Saved entries:
* Start *

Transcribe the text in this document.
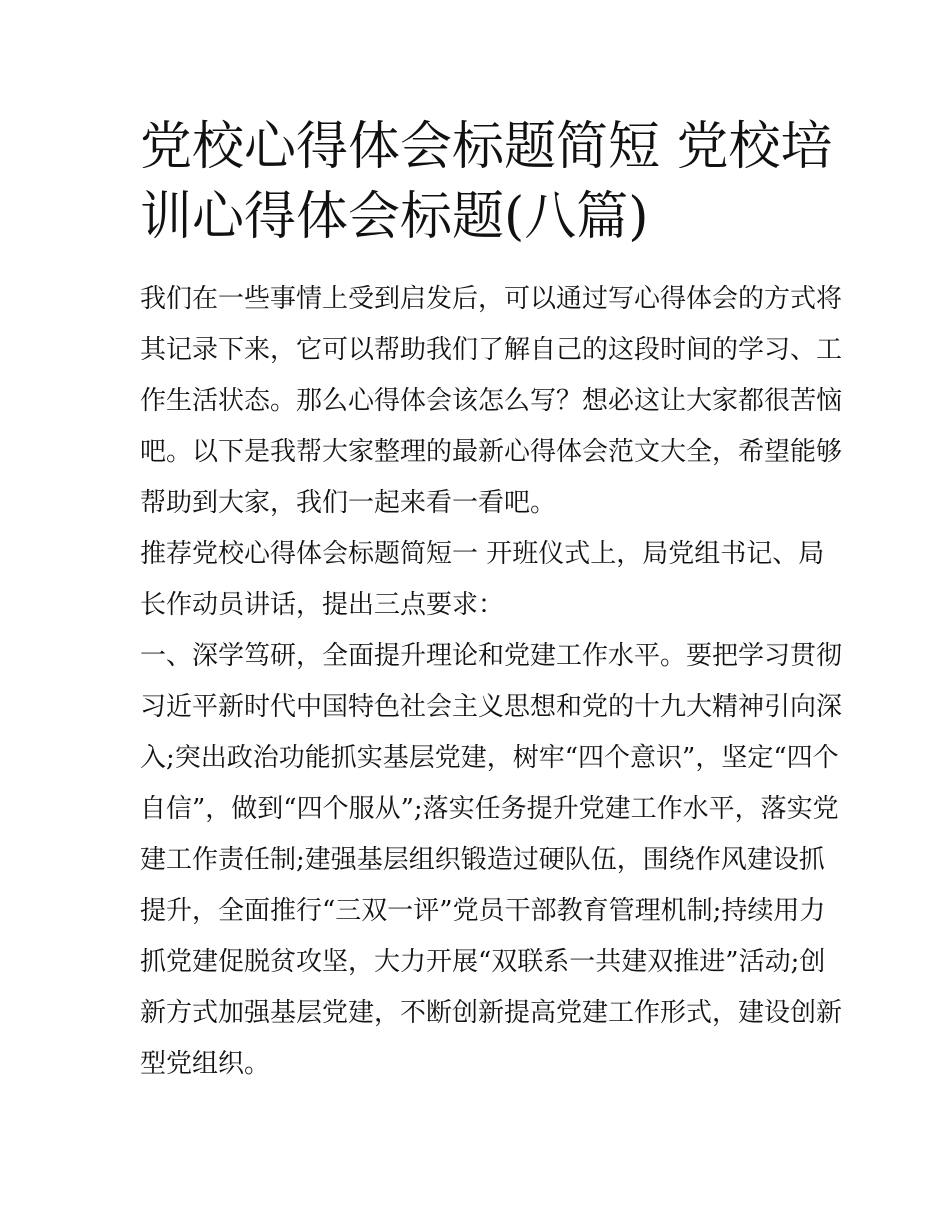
党校心得体会标题简短 党校培
训心得体会标题(八篇)
我们在一些事情上受到启发后，可以通过写心得体会的方式将
其记录下来，它可以帮助我们了解自己的这段时间的学习、工
作生活状态。那么心得体会该怎么写？想必这让大家都很苦恼
吧。以下是我帮大家整理的最新心得体会范文大全，希望能够
帮助到大家，我们一起来看一看吧。
推荐党校心得体会标题简短一 开班仪式上，局党组书记、局
长作动员讲话，提出三点要求：
一、深学笃研，全面提升理论和党建工作水平。要把学习贯彻
习近平新时代中国特色社会主义思想和党的十九大精神引向深
入;突出政治功能抓实基层党建，树牢“四个意识”，坚定“四个
自信”，做到“四个服从”;落实任务提升党建工作水平，落实党
建工作责任制;建强基层组织锻造过硬队伍，围绕作风建设抓
提升，全面推行“三双一评”党员干部教育管理机制;持续用力
抓党建促脱贫攻坚，大力开展“双联系一共建双推进”活动;创
新方式加强基层党建，不断创新提高党建工作形式，建设创新
型党组织。
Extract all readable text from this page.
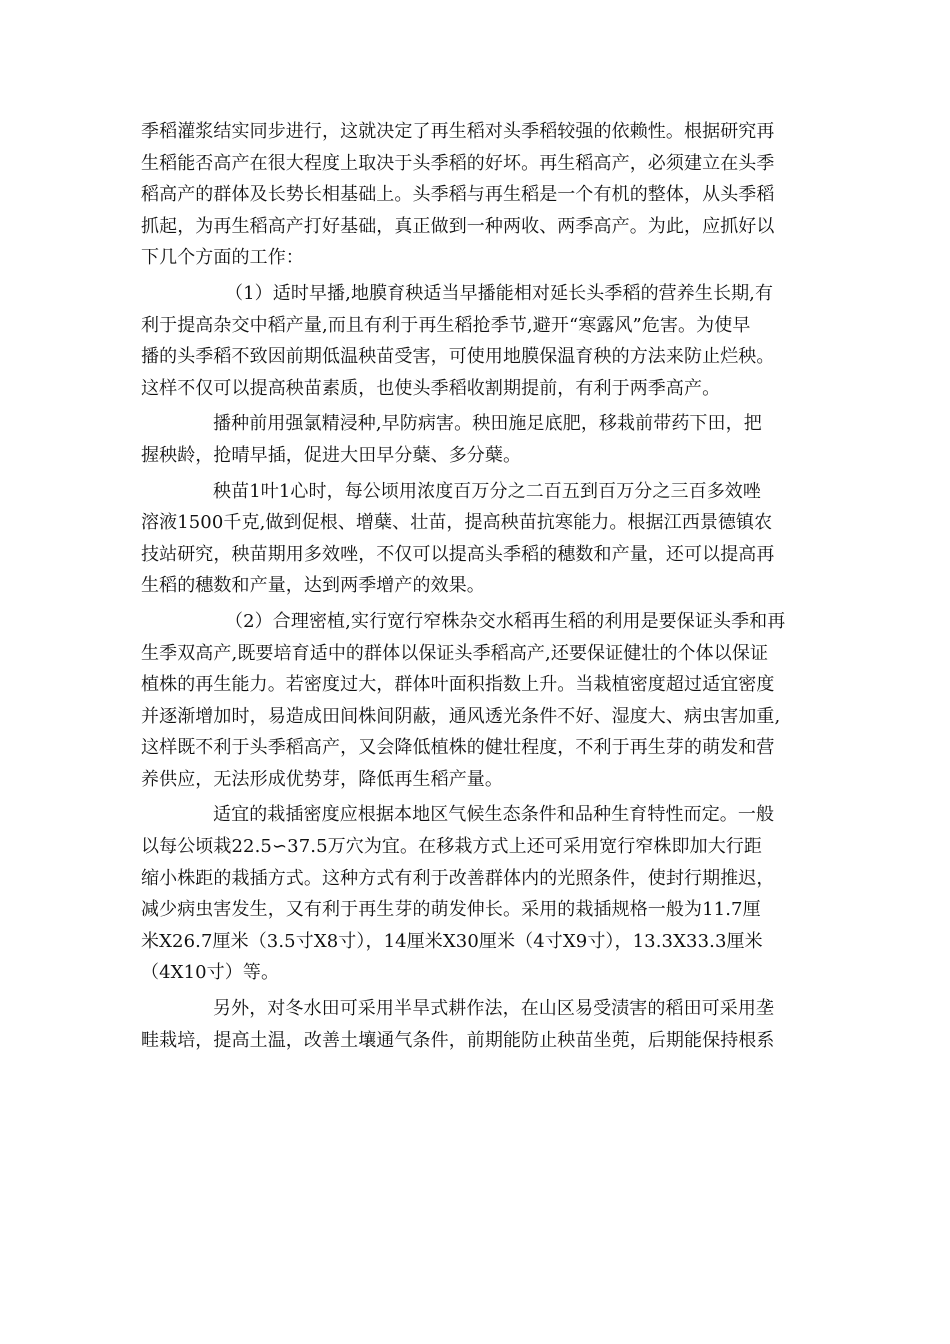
季稻灌浆结实同步进行，这就决定了再生稻对头季稻较强的依赖性。根据研究再
生稻能否高产在很大程度上取决于头季稻的好坏。再生稻高产，必须建立在头季
稻高产的群体及长势长相基础上。头季稻与再生稻是一个有机的整体，从头季稻
抓起，为再生稻高产打好基础，真正做到一种两收、两季高产。为此，应抓好以
下几个方面的工作：

（1）适时早播,地膜育秧适当早播能相对延长头季稻的营养生长期,有
利于提高杂交中稻产量,而且有利于再生稻抢季节,避开“寒露风”危害。为使早
播的头季稻不致因前期低温秧苗受害，可使用地膜保温育秧的方法来防止烂秧。
这样不仅可以提高秧苗素质，也使头季稻收割期提前，有利于两季高产。

播种前用强氯精浸种,早防病害。秧田施足底肥，移栽前带药下田，把
握秧龄，抢晴早插，促进大田早分蘖、多分蘖。

秧苗1叶1心时，每公顷用浓度百万分之二百五到百万分之三百多效唑
溶液1500千克,做到促根、增蘖、壮苗，提高秧苗抗寒能力。根据江西景德镇农
技站研究，秧苗期用多效唑，不仅可以提高头季稻的穗数和产量，还可以提高再
生稻的穗数和产量，达到两季增产的效果。

（2）合理密植,实行宽行窄株杂交水稻再生稻的利用是要保证头季和再
生季双高产,既要培育适中的群体以保证头季稻高产,还要保证健壮的个体以保证
植株的再生能力。若密度过大，群体叶面积指数上升。当栽植密度超过适宜密度
并逐渐增加时，易造成田间株间阴蔽，通风透光条件不好、湿度大、病虫害加重,
这样既不利于头季稻高产，又会降低植株的健壮程度，不利于再生芽的萌发和营
养供应，无法形成优势芽，降低再生稻产量。

适宜的栽插密度应根据本地区气候生态条件和品种生育特性而定。一般
以每公顷栽22.5∽37.5万穴为宜。在移栽方式上还可采用宽行窄株即加大行距
缩小株距的栽插方式。这种方式有利于改善群体内的光照条件，使封行期推迟，
减少病虫害发生，又有利于再生芽的萌发伸长。采用的栽插规格一般为11.7厘
米X26.7厘米（3.5寸X8寸），14厘米X30厘米（4寸X9寸），13.3X33.3厘米
（4X10寸）等。

另外，对冬水田可采用半旱式耕作法，在山区易受渍害的稻田可采用垄
畦栽培，提高土温，改善土壤通气条件，前期能防止秧苗坐蔸，后期能保持根系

* End *

Goal of the exercise:
Count the lines above that contain the word "this". Give only the number.

Result:
2